* **Record list**
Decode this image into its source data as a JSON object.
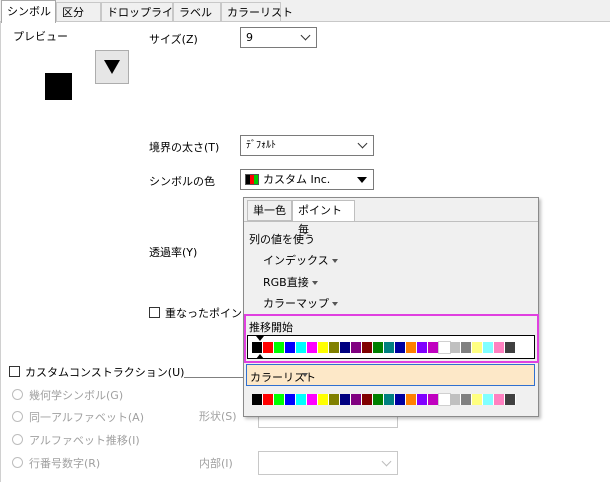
{
  "tabs": [
    "シンボル",
    "区分",
    "ドロップライン",
    "ラベル",
    "カラーリスト"
  ],
  "preview": {
    "label": "プレビュー"
  },
  "size": {
    "label": "サイズ(Z)",
    "value": "9"
  },
  "border": {
    "label": "境界の太さ(T)",
    "value": "ﾃﾞﾌｫﾙﾄ"
  },
  "symbol_color": {
    "label": "シンボルの色",
    "value": "カスタム Inc."
  },
  "transparency": {
    "label": "透過率(Y)"
  },
  "overlap": {
    "label": "重なったポイント"
  },
  "custom_construction": {
    "label": "カスタムコンストラクション(U)"
  },
  "radios": [
    "幾何学シンボル(G)",
    "同一アルファベット(A)",
    "アルファベット推移(I)",
    "行番号数字(R)"
  ],
  "shape": {
    "label": "形状(S)"
  },
  "interior": {
    "label": "内部(I)"
  },
  "popup": {
    "tabs": [
      "単一色",
      "ポイント毎"
    ],
    "use_column": "列の値を使う",
    "items": [
      "インデックス",
      "RGB直接",
      "カラーマップ"
    ],
    "increment_start": "推移開始",
    "color_list": "カラーリスト"
  },
  "colors": [
    "#000000",
    "#ff0000",
    "#00ff00",
    "#0000ff",
    "#00ffff",
    "#ff00ff",
    "#ffff00",
    "#808000",
    "#000080",
    "#800080",
    "#800000",
    "#008000",
    "#008080",
    "#0000a0",
    "#ff8000",
    "#8000ff",
    "#c000c0",
    "#ffffff",
    "#c0c0c0",
    "#808080",
    "#ffff80",
    "#80ffff",
    "#ff80c0",
    "#404040"
  ],
  "highlight_color": "#e040e0",
  "selected_bg": "#fde8c8"
}
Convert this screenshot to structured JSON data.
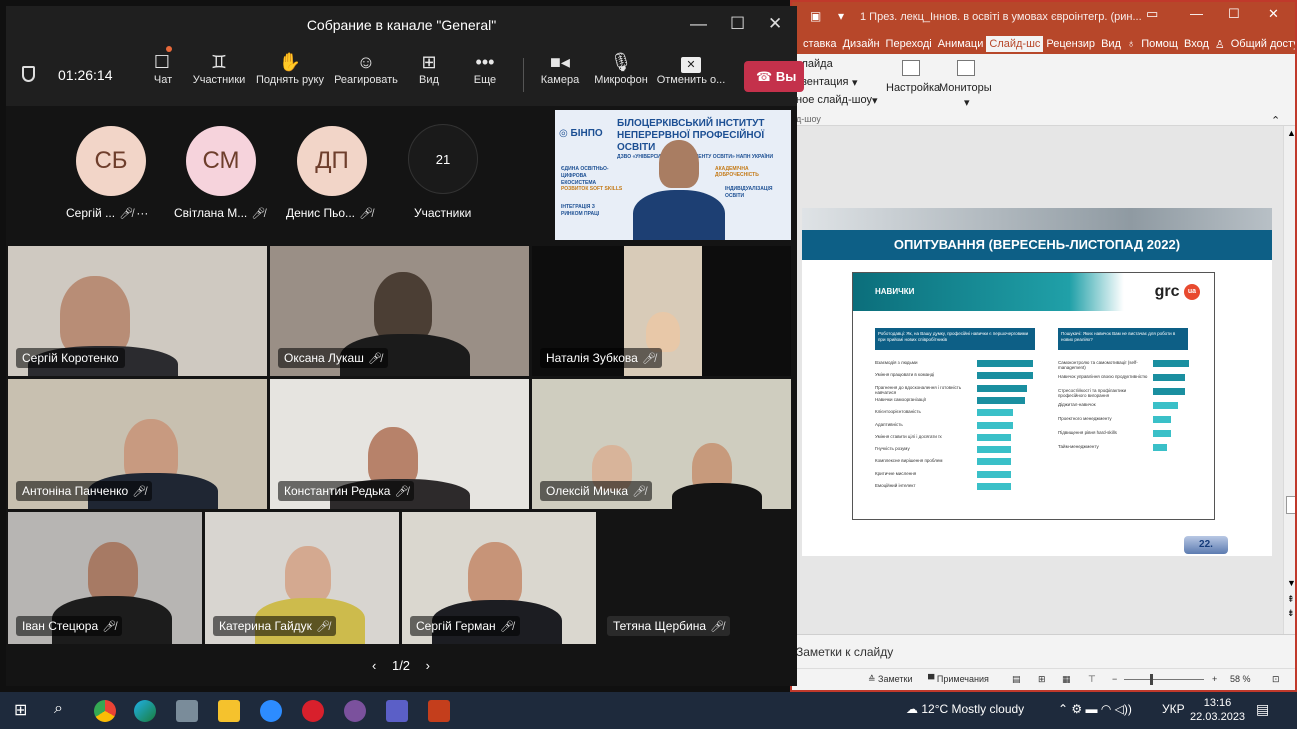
{
  "teams": {
    "title": "Собрание в канале \"General\"",
    "timer": "01:26:14",
    "toolbar": {
      "chat": "Чат",
      "participants": "Участники",
      "raise_hand": "Поднять руку",
      "react": "Реагировать",
      "view": "Вид",
      "more": "Еще",
      "camera": "Камера",
      "mic": "Микрофон",
      "share": "Отменить о...",
      "leave": "Вы"
    },
    "avatars": [
      {
        "initials": "СБ",
        "name": "Сергій ...",
        "color": "#f2d5c8"
      },
      {
        "initials": "СМ",
        "name": "Світлана М...",
        "color": "#f6d3dc"
      },
      {
        "initials": "ДП",
        "name": "Денис Пьо...",
        "color": "#f2d5c8"
      }
    ],
    "overflow": {
      "count": "21",
      "label": "Участники"
    },
    "banner": {
      "org_short": "БІНПО",
      "org_line1": "БІЛОЦЕРКІВСЬКИЙ ІНСТИТУТ",
      "org_line2": "НЕПЕРЕРВНОЇ ПРОФЕСІЙНОЇ ОСВІТИ",
      "org_line3": "ДЗВО «УНІВЕРСИТЕТ МЕНЕДЖМЕНТУ ОСВІТИ» НАПН УКРАЇНИ",
      "tags": [
        "ЄДИНА ОСВІТНЬО-ЦИФРОВА ЕКОСИСТЕМА",
        "РОЗВИТОК SOFT SKILLS",
        "ІНТЕГРАЦІЯ З РИНКОМ ПРАЦІ",
        "ІНДИВІДУАЛІЗАЦІЯ ОСВІТИ",
        "АКАДЕМІЧНА ДОБРОЧЕСНІСТЬ"
      ]
    },
    "tiles": [
      {
        "name": "Сергій Коротенко",
        "muted": false
      },
      {
        "name": "Оксана Лукаш",
        "muted": true
      },
      {
        "name": "Наталія Зубкова",
        "muted": true
      },
      {
        "name": "Антоніна Панченко",
        "muted": true
      },
      {
        "name": "Константин Редька",
        "muted": true
      },
      {
        "name": "Олексій Мичка",
        "muted": true
      },
      {
        "name": "Іван Стецюра",
        "muted": true
      },
      {
        "name": "Катерина Гайдук",
        "muted": true
      },
      {
        "name": "Сергій Герман",
        "muted": true
      },
      {
        "name": "Тетяна Щербина",
        "muted": true
      }
    ],
    "pager": "1/2"
  },
  "ppt": {
    "title": "1 През. лекц_Іннов. в освіті в умовах євроінтегр. (рин...",
    "tabs": [
      "ставка",
      "Дизайн",
      "Переході",
      "Анимаци",
      "Слайд-шс",
      "Рецензир",
      "Вид",
      "Помощ",
      "Вход",
      "Общий доступ"
    ],
    "active_tab": "Слайд-шс",
    "ribbon": {
      "item1": "слайда",
      "item2": "езентация",
      "item3": "ное слайд-шоу",
      "group": "д-шоу",
      "setup": "Настройка",
      "monitors": "Мониторы"
    },
    "slide": {
      "title": "ОПИТУВАННЯ (ВЕРЕСЕНЬ-ЛИСТОПАД 2022)",
      "section": "НАВИЧКИ",
      "logo": "grc",
      "logo_badge": "ua",
      "q_left": "Роботодавці: Як, на Вашу думку, професійні навички є першочерговими при прийомі нових співробітників",
      "q_right": "Пошукачі: Яких навичок Вам не вистачає для роботи в нових реаліях?",
      "left_items": [
        "Взаємодія з людьми",
        "Уміння працювати в команді",
        "Прагнення до вдосконалення і готовність навчатися",
        "Навички самоорганізації",
        "Клієнтоорієнтованість",
        "Адаптивність",
        "Уміння ставити цілі і досягати їх",
        "Гнучкість розуму",
        "Комплексне вирішення проблем",
        "Критичне мислення",
        "Емоційний інтелект"
      ],
      "left_values": [
        0.7,
        0.7,
        0.62,
        0.6,
        0.45,
        0.45,
        0.43,
        0.43,
        0.43,
        0.43,
        0.43
      ],
      "right_items": [
        "Самоконтролю та самомотивації (self-management)",
        "Навичок управління своєю продуктивністю",
        "Стресостійкості та профілактики професійного вигорання",
        "Діджитал-навичок",
        "Проектного менеджменту",
        "Підвищення рівня hard-skills",
        "Тайм-менеджменту"
      ],
      "right_values": [
        0.8,
        0.7,
        0.7,
        0.55,
        0.4,
        0.4,
        0.32
      ],
      "page": "22."
    },
    "notes": "Заметки к слайду",
    "status": {
      "notes": "Заметки",
      "comments": "Примечания",
      "zoom": "58 %"
    }
  },
  "taskbar": {
    "weather": "12°C  Mostly cloudy",
    "lang": "УКР",
    "time": "13:16",
    "date": "22.03.2023"
  }
}
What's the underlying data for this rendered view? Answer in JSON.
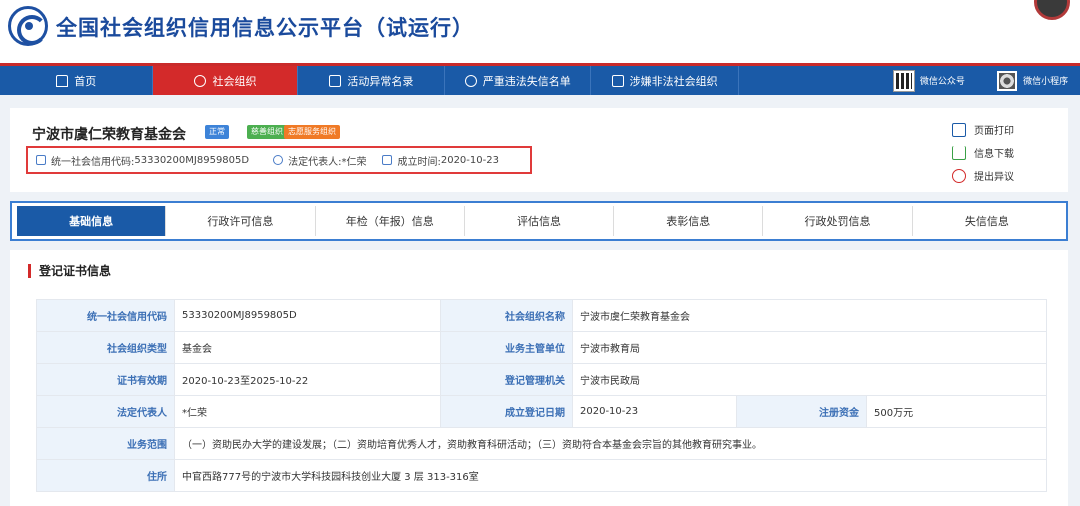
{
  "header": {
    "title": "全国社会组织信用信息公示平台（试运行）"
  },
  "nav": {
    "items": [
      {
        "label": "首页",
        "icon": "home-icon",
        "active": false
      },
      {
        "label": "社会组织",
        "icon": "org-icon",
        "active": true
      },
      {
        "label": "活动异常名录",
        "icon": "list-icon",
        "active": false
      },
      {
        "label": "严重违法失信名单",
        "icon": "shield-icon",
        "active": false
      },
      {
        "label": "涉嫌非法社会组织",
        "icon": "alert-icon",
        "active": false
      }
    ],
    "wechat_official": "微信公众号",
    "wechat_mini": "微信小程序"
  },
  "org": {
    "name": "宁波市虞仁荣教育基金会",
    "badges": [
      "正常",
      "慈善组织",
      "志愿服务组织"
    ],
    "credit_code_label": "统一社会信用代码: ",
    "credit_code": "53330200MJ8959805D",
    "legal_rep_label": "法定代表人: ",
    "legal_rep": "*仁荣",
    "founded_label": "成立时间: ",
    "founded": "2020-10-23"
  },
  "actions": {
    "print": "页面打印",
    "download": "信息下载",
    "objection": "提出异议"
  },
  "tabs": [
    "基础信息",
    "行政许可信息",
    "年检（年报）信息",
    "评估信息",
    "表彰信息",
    "行政处罚信息",
    "失信信息"
  ],
  "section": {
    "title": "登记证书信息"
  },
  "table": {
    "credit_code_label": "统一社会信用代码",
    "credit_code": "53330200MJ8959805D",
    "org_name_label": "社会组织名称",
    "org_name": "宁波市虞仁荣教育基金会",
    "type_label": "社会组织类型",
    "type": "基金会",
    "supervisor_label": "业务主管单位",
    "supervisor": "宁波市教育局",
    "validity_label": "证书有效期",
    "validity": "2020-10-23至2025-10-22",
    "registry_label": "登记管理机关",
    "registry": "宁波市民政局",
    "legal_rep_label": "法定代表人",
    "legal_rep": "*仁荣",
    "reg_date_label": "成立登记日期",
    "reg_date": "2020-10-23",
    "capital_label": "注册资金",
    "capital": "500万元",
    "scope_label": "业务范围",
    "scope": "（一）资助民办大学的建设发展；（二）资助培育优秀人才，资助教育科研活动；（三）资助符合本基金会宗旨的其他教育研究事业。",
    "address_label": "住所",
    "address": "中官西路777号的宁波市大学科技园科技创业大厦 3 层 313-316室"
  },
  "colors": {
    "primary": "#1a5aa7",
    "accent_red": "#d32a2a",
    "label_bg": "#ecf3fb"
  }
}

* **Stated task**
Give only the number of lines in the preceding material that contain the string "法定代表人".

* **Task solution**
2